==== Input data ====
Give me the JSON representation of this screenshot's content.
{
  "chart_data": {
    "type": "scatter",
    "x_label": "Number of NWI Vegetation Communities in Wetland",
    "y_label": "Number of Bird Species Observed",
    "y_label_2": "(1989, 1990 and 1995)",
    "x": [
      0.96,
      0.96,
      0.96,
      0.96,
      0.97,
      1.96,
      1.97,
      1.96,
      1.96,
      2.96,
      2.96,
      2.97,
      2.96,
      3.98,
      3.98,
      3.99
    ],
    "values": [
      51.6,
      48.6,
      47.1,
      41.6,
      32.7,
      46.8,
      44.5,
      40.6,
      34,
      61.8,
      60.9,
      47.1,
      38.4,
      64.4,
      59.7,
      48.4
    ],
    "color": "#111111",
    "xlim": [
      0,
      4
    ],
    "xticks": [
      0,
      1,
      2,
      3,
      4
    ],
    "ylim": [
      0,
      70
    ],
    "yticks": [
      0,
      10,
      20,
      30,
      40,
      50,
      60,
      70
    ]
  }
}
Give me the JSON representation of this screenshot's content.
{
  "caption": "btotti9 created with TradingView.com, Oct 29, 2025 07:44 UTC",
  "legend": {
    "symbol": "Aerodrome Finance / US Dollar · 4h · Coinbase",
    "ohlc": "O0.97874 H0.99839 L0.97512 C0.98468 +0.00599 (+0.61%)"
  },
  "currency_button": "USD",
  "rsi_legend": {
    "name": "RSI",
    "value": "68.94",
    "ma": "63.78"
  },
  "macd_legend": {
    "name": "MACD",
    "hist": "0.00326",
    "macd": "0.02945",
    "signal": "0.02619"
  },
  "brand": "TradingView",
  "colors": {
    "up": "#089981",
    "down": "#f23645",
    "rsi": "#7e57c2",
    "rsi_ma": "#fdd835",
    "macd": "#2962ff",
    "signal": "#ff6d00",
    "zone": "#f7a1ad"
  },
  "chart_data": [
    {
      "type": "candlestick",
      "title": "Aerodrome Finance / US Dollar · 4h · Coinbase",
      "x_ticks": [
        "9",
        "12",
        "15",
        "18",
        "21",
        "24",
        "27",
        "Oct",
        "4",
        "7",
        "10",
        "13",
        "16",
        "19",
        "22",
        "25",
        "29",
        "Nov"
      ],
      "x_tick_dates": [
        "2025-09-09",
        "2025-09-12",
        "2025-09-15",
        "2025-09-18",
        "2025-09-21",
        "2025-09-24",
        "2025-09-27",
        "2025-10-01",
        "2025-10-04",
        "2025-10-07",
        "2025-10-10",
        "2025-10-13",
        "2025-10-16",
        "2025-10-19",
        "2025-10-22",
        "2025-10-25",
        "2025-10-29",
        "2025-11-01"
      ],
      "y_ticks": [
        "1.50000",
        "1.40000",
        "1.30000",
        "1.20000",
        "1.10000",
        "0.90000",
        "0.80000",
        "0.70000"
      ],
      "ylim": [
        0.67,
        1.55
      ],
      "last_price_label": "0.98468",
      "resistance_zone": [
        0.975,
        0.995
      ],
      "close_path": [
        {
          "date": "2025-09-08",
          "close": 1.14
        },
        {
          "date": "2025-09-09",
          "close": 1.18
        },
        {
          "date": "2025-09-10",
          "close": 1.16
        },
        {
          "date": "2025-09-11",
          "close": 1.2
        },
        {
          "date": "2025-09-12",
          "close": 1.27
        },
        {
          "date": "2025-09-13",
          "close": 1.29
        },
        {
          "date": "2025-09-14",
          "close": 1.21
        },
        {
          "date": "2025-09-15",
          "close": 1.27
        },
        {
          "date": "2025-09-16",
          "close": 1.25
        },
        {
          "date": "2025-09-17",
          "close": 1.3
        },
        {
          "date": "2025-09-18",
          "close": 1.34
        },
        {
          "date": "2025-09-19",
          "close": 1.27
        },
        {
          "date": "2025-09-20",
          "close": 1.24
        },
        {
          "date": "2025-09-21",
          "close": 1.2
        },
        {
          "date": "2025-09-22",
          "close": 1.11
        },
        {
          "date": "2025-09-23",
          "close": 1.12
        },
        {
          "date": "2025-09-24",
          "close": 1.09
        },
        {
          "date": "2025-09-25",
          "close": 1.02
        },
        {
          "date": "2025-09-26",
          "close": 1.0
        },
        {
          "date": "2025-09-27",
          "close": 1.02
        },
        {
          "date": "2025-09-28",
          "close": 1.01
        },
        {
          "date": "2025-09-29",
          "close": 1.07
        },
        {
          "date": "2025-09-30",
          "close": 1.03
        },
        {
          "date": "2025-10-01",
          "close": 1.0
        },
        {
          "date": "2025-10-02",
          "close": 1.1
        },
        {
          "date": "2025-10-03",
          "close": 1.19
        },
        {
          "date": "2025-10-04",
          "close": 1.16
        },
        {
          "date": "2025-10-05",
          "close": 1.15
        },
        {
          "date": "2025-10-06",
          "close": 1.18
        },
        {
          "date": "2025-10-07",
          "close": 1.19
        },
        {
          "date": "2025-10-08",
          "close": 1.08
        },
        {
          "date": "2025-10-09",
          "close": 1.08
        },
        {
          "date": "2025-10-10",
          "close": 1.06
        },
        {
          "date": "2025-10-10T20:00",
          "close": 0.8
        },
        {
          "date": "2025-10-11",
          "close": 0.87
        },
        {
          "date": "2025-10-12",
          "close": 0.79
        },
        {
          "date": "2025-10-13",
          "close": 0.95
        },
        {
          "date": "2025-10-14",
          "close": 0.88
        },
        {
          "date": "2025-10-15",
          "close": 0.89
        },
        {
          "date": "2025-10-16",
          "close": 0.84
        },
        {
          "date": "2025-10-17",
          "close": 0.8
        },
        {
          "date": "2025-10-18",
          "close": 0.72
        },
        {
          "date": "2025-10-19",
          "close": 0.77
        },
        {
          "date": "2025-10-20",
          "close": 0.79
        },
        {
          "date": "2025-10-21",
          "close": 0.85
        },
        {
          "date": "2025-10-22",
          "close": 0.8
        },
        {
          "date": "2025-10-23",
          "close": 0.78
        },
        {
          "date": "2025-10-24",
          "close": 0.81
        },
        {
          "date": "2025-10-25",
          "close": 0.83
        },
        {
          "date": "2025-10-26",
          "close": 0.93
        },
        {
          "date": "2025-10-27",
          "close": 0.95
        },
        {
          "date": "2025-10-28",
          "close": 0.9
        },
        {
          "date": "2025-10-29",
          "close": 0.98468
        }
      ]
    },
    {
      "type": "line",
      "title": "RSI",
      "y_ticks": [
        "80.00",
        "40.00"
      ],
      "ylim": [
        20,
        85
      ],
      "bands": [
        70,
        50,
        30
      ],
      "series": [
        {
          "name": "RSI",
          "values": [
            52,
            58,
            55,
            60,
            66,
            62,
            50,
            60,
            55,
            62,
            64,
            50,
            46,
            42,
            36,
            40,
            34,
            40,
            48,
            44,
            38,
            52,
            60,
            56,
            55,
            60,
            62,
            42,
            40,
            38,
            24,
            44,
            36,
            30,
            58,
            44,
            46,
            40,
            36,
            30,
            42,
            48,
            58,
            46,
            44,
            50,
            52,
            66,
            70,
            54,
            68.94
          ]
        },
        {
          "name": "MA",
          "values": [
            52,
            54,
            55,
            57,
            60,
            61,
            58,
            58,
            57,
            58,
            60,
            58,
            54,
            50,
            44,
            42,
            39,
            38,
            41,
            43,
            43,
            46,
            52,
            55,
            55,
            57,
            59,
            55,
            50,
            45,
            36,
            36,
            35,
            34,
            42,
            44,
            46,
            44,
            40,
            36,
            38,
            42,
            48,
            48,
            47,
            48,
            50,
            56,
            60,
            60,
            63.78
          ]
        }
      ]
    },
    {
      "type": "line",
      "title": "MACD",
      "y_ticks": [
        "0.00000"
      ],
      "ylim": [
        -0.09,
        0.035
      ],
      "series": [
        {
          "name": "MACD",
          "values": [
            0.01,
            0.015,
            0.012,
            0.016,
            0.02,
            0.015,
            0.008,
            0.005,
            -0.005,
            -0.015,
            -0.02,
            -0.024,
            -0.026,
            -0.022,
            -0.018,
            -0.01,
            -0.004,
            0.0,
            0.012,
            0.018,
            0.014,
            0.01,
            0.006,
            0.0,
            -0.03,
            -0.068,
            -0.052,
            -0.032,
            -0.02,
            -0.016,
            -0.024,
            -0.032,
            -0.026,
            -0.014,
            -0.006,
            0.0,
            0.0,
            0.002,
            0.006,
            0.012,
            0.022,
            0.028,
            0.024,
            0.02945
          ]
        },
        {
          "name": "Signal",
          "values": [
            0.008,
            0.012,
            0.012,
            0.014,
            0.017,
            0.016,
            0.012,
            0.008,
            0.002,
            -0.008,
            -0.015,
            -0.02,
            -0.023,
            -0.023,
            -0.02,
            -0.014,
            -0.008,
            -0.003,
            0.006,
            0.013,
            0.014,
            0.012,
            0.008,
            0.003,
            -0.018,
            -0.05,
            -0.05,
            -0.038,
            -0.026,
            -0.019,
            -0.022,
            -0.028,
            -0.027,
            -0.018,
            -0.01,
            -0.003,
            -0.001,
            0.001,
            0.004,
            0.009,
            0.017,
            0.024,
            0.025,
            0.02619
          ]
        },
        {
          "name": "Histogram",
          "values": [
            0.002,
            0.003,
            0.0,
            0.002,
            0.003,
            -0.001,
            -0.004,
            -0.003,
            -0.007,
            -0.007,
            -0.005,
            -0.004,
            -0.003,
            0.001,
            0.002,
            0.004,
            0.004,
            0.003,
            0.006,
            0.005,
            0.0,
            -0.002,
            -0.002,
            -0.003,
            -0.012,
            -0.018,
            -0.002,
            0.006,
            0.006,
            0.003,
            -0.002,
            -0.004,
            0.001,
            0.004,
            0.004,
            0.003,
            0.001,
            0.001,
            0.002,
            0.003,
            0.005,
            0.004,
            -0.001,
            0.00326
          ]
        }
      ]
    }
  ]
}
====
==== Input data ====
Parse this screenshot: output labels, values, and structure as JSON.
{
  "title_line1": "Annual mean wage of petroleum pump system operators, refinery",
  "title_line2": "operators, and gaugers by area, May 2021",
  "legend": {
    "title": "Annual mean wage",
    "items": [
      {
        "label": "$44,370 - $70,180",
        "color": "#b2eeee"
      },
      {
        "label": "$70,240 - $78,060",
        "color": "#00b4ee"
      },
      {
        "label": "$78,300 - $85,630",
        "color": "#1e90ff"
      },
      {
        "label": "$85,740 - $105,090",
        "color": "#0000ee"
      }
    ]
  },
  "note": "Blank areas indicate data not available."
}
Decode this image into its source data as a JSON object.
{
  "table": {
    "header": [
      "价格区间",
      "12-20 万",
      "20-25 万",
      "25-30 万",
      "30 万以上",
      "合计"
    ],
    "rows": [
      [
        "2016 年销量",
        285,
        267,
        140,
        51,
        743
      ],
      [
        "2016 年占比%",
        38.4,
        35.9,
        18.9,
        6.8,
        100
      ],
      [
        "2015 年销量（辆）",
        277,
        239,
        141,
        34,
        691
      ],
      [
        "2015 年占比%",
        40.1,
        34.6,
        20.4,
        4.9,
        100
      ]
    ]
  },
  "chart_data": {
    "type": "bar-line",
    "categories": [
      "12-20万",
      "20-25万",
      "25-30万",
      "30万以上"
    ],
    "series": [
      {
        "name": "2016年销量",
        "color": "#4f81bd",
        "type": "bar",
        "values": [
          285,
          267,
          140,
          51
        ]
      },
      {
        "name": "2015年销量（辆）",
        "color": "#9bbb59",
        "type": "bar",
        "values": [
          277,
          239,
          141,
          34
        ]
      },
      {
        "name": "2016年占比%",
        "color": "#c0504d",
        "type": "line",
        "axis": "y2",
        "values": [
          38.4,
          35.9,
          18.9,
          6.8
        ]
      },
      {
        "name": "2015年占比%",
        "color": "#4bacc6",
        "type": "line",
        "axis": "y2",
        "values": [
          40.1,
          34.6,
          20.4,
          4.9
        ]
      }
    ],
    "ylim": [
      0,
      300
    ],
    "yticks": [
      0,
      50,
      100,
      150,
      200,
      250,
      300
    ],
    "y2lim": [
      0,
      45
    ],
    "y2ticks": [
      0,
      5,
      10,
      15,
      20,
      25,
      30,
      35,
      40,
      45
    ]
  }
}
====
==== Input data ====
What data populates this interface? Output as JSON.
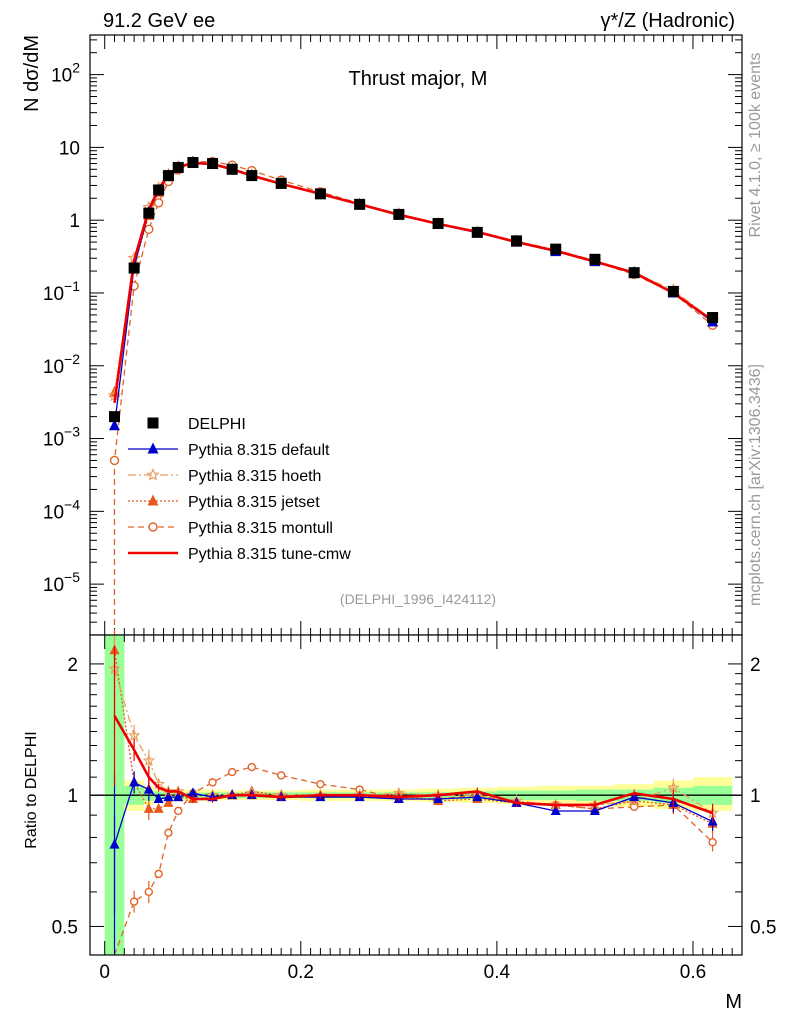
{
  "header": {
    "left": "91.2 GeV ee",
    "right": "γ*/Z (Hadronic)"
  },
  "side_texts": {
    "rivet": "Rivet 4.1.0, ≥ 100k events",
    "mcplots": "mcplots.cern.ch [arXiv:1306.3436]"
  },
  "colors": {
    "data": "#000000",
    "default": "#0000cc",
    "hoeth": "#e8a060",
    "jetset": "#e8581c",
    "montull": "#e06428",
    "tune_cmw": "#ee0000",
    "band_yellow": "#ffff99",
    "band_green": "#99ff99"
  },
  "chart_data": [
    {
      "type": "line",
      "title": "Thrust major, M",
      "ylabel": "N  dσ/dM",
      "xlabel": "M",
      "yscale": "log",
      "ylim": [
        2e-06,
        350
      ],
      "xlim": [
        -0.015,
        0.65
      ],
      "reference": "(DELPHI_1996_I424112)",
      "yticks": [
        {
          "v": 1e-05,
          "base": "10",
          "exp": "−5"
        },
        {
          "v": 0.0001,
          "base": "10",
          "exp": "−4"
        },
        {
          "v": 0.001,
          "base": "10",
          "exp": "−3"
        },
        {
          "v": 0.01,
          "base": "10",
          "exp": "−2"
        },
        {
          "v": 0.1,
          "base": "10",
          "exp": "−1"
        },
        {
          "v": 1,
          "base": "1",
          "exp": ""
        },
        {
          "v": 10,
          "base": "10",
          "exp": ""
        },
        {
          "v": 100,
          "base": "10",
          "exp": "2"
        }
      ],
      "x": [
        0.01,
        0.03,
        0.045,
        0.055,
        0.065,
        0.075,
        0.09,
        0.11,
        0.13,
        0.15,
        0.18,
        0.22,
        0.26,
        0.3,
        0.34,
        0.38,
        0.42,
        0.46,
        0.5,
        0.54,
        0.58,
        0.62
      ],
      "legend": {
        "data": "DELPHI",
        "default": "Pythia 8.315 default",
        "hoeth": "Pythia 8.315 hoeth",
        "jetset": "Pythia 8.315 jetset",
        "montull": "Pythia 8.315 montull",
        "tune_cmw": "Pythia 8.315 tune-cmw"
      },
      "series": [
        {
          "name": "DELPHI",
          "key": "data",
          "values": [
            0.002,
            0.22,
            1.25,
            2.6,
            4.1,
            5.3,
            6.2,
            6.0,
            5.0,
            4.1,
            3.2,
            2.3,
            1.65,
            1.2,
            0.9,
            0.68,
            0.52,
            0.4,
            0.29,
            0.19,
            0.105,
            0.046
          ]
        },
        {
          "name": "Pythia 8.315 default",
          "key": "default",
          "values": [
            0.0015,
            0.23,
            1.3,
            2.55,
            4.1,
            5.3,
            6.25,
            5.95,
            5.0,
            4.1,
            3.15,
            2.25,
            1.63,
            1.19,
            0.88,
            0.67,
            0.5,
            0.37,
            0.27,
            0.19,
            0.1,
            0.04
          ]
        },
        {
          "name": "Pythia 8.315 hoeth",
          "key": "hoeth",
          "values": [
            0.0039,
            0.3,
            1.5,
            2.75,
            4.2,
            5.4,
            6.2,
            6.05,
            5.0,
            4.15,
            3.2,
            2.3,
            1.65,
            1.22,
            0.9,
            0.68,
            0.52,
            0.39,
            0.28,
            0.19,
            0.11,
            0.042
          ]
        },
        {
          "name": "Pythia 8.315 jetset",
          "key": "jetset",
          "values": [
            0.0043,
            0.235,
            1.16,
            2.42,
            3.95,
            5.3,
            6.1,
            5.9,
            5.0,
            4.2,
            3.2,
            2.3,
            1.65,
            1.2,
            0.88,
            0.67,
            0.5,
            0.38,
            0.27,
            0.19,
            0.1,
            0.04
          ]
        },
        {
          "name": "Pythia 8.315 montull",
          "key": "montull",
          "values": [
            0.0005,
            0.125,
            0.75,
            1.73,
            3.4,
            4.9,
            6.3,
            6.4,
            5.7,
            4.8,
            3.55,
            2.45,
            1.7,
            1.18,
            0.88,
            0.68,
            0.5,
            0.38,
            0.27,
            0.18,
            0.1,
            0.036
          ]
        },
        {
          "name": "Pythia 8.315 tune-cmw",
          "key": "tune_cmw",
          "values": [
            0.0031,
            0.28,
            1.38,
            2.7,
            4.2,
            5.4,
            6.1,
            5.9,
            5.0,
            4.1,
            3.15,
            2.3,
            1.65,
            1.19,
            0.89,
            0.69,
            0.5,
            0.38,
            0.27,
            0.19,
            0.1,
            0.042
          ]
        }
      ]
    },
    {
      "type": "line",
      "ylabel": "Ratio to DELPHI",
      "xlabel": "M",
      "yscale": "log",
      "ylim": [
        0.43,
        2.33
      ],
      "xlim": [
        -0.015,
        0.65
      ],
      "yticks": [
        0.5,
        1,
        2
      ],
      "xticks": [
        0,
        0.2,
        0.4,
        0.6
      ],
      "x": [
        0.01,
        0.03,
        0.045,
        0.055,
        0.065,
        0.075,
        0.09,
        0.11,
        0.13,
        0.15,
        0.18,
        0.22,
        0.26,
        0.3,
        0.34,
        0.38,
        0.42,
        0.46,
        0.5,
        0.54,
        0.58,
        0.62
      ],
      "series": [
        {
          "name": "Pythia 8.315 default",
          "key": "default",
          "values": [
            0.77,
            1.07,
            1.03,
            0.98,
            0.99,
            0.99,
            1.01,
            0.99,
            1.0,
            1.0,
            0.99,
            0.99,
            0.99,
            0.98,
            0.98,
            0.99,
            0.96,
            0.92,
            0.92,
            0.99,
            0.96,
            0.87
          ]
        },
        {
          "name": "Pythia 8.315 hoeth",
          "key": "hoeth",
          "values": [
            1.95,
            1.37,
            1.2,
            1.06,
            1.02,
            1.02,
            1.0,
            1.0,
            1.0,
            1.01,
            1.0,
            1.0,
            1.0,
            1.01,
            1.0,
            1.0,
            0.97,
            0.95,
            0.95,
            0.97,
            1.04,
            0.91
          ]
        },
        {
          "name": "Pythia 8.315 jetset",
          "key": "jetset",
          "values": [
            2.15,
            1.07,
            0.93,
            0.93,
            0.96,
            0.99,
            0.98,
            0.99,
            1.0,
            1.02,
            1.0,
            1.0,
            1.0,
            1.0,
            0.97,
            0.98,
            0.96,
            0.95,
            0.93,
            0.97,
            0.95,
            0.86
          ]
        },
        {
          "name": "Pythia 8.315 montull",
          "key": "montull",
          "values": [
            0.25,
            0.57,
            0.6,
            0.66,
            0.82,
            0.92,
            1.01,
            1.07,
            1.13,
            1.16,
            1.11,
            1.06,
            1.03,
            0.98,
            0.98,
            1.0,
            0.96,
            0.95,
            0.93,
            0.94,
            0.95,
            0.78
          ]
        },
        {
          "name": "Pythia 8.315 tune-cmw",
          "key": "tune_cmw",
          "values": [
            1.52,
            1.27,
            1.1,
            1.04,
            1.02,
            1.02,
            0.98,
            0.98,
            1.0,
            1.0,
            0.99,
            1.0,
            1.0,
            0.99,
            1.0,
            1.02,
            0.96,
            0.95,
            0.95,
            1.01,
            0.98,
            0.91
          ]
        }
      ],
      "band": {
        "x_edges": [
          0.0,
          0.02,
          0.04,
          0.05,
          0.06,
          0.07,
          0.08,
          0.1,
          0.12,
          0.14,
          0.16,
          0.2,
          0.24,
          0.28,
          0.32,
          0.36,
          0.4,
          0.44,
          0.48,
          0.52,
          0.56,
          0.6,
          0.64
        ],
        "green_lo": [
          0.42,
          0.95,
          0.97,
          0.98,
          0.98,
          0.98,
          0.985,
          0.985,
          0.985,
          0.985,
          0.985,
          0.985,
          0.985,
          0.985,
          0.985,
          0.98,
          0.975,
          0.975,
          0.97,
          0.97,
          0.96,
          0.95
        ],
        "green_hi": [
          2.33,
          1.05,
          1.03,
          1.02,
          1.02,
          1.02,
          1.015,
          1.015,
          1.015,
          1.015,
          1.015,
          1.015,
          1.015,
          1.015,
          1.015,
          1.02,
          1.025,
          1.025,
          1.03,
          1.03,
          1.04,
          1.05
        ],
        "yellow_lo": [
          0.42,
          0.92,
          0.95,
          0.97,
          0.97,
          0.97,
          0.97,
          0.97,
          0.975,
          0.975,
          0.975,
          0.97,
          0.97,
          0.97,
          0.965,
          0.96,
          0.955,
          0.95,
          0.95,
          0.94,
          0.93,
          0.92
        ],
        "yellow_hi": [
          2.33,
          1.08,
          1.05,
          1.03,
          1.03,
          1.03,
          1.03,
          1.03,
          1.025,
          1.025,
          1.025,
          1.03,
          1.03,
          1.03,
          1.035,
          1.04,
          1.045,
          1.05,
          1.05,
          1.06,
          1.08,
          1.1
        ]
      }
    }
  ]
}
====
• _Goal_: Report the number of lines of the listing above that hold the string "ylabel", with no other text.

• _Expected output_: 2